Records from a dataset
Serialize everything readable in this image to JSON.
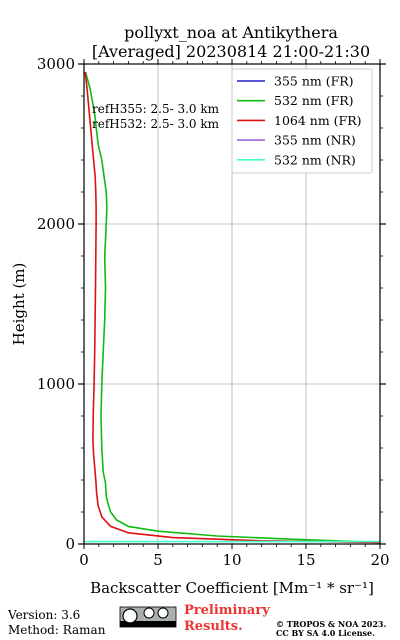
{
  "chart_data": {
    "type": "line",
    "title_line1": "pollyxt_noa at Antikythera",
    "title_line2": "[Averaged] 20230814 21:00-21:30",
    "xlabel": "Backscatter Coefficient [Mm⁻¹ * sr⁻¹]",
    "ylabel": "Height (m)",
    "xlim": [
      0,
      20
    ],
    "ylim": [
      0,
      3000
    ],
    "xticks": [
      "0",
      "5",
      "10",
      "15",
      "20"
    ],
    "yticks": [
      "0",
      "1000",
      "2000",
      "3000"
    ],
    "grid": true,
    "legend_position": "top-right",
    "annotations": [
      "refH355:  2.5- 3.0 km",
      "refH532:  2.5- 3.0 km"
    ],
    "series": [
      {
        "name": "355 nm (FR)",
        "color": "#2222cc",
        "x": [],
        "y": []
      },
      {
        "name": "532 nm (FR)",
        "color": "#11bb11",
        "x": [
          20,
          14,
          9,
          5,
          3,
          2.2,
          1.8,
          1.6,
          1.5,
          1.45,
          1.3,
          1.2,
          1.15,
          1.2,
          1.3,
          1.4,
          1.45,
          1.4,
          1.45,
          1.5,
          1.55,
          1.5,
          1.35,
          1.2,
          0.95,
          0.7,
          0.4,
          0.1
        ],
        "y": [
          10,
          30,
          50,
          80,
          110,
          150,
          200,
          260,
          300,
          380,
          450,
          600,
          800,
          1000,
          1200,
          1400,
          1600,
          1800,
          1900,
          2000,
          2100,
          2200,
          2300,
          2400,
          2500,
          2700,
          2850,
          2950
        ]
      },
      {
        "name": "1064 nm (FR)",
        "color": "#dd1111",
        "x": [
          20,
          12,
          6,
          3,
          1.8,
          1.2,
          0.95,
          0.85,
          0.8,
          0.72,
          0.65,
          0.6,
          0.62,
          0.68,
          0.72,
          0.75,
          0.78,
          0.8,
          0.82,
          0.82,
          0.8,
          0.75,
          0.65,
          0.5,
          0.35,
          0.2,
          0.08
        ],
        "y": [
          10,
          20,
          40,
          70,
          110,
          170,
          240,
          320,
          400,
          480,
          560,
          650,
          800,
          1000,
          1200,
          1400,
          1600,
          1800,
          2000,
          2100,
          2200,
          2300,
          2400,
          2550,
          2700,
          2850,
          2950
        ]
      },
      {
        "name": "355 nm (NR)",
        "color": "#9966dd",
        "x": [],
        "y": []
      },
      {
        "name": "532 nm (NR)",
        "color": "#44ffcc",
        "x": [
          0,
          20
        ],
        "y": [
          15,
          15
        ]
      }
    ]
  },
  "footer": {
    "version": "Version: 3.6",
    "method": "Method: Raman",
    "preliminary_line1": "Preliminary",
    "preliminary_line2": "Results.",
    "copyright_line1": "© TROPOS & NOA 2023.",
    "copyright_line2": "CC BY SA 4.0 License.",
    "license_badge": "cc-by-sa-badge"
  }
}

Do this >> Reproduce all the entries that precede this task, word for word, minus any pictures.

Written response >>
Serialize everything readable in this image to JSON.
{
  "chart_data": {
    "type": "line",
    "title_line1": "pollyxt_noa at Antikythera",
    "title_line2": "[Averaged] 20230814 21:00-21:30",
    "xlabel": "Backscatter Coefficient [Mm⁻¹ * sr⁻¹]",
    "ylabel": "Height (m)",
    "xlim": [
      0,
      20
    ],
    "ylim": [
      0,
      3000
    ],
    "xticks": [
      "0",
      "5",
      "10",
      "15",
      "20"
    ],
    "yticks": [
      "0",
      "1000",
      "2000",
      "3000"
    ],
    "grid": true,
    "legend_position": "top-right",
    "annotations": [
      "refH355:  2.5- 3.0 km",
      "refH532:  2.5- 3.0 km"
    ],
    "series": [
      {
        "name": "355 nm (FR)",
        "color": "#2222cc",
        "x": [],
        "y": []
      },
      {
        "name": "532 nm (FR)",
        "color": "#11bb11",
        "x": [
          20,
          14,
          9,
          5,
          3,
          2.2,
          1.8,
          1.6,
          1.5,
          1.45,
          1.3,
          1.2,
          1.15,
          1.2,
          1.3,
          1.4,
          1.45,
          1.4,
          1.45,
          1.5,
          1.55,
          1.5,
          1.35,
          1.2,
          0.95,
          0.7,
          0.4,
          0.1
        ],
        "y": [
          10,
          30,
          50,
          80,
          110,
          150,
          200,
          260,
          300,
          380,
          450,
          600,
          800,
          1000,
          1200,
          1400,
          1600,
          1800,
          1900,
          2000,
          2100,
          2200,
          2300,
          2400,
          2500,
          2700,
          2850,
          2950
        ]
      },
      {
        "name": "1064 nm (FR)",
        "color": "#dd1111",
        "x": [
          20,
          12,
          6,
          3,
          1.8,
          1.2,
          0.95,
          0.85,
          0.8,
          0.72,
          0.65,
          0.6,
          0.62,
          0.68,
          0.72,
          0.75,
          0.78,
          0.8,
          0.82,
          0.82,
          0.8,
          0.75,
          0.65,
          0.5,
          0.35,
          0.2,
          0.08
        ],
        "y": [
          10,
          20,
          40,
          70,
          110,
          170,
          240,
          320,
          400,
          480,
          560,
          650,
          800,
          1000,
          1200,
          1400,
          1600,
          1800,
          2000,
          2100,
          2200,
          2300,
          2400,
          2550,
          2700,
          2850,
          2950
        ]
      },
      {
        "name": "355 nm (NR)",
        "color": "#9966dd",
        "x": [],
        "y": []
      },
      {
        "name": "532 nm (NR)",
        "color": "#44ffcc",
        "x": [
          0,
          20
        ],
        "y": [
          15,
          15
        ]
      }
    ]
  },
  "footer": {
    "version": "Version: 3.6",
    "method": "Method: Raman",
    "preliminary_line1": "Preliminary",
    "preliminary_line2": "Results.",
    "copyright_line1": "© TROPOS & NOA 2023.",
    "copyright_line2": "CC BY SA 4.0 License.",
    "license_badge": "cc-by-sa-badge"
  }
}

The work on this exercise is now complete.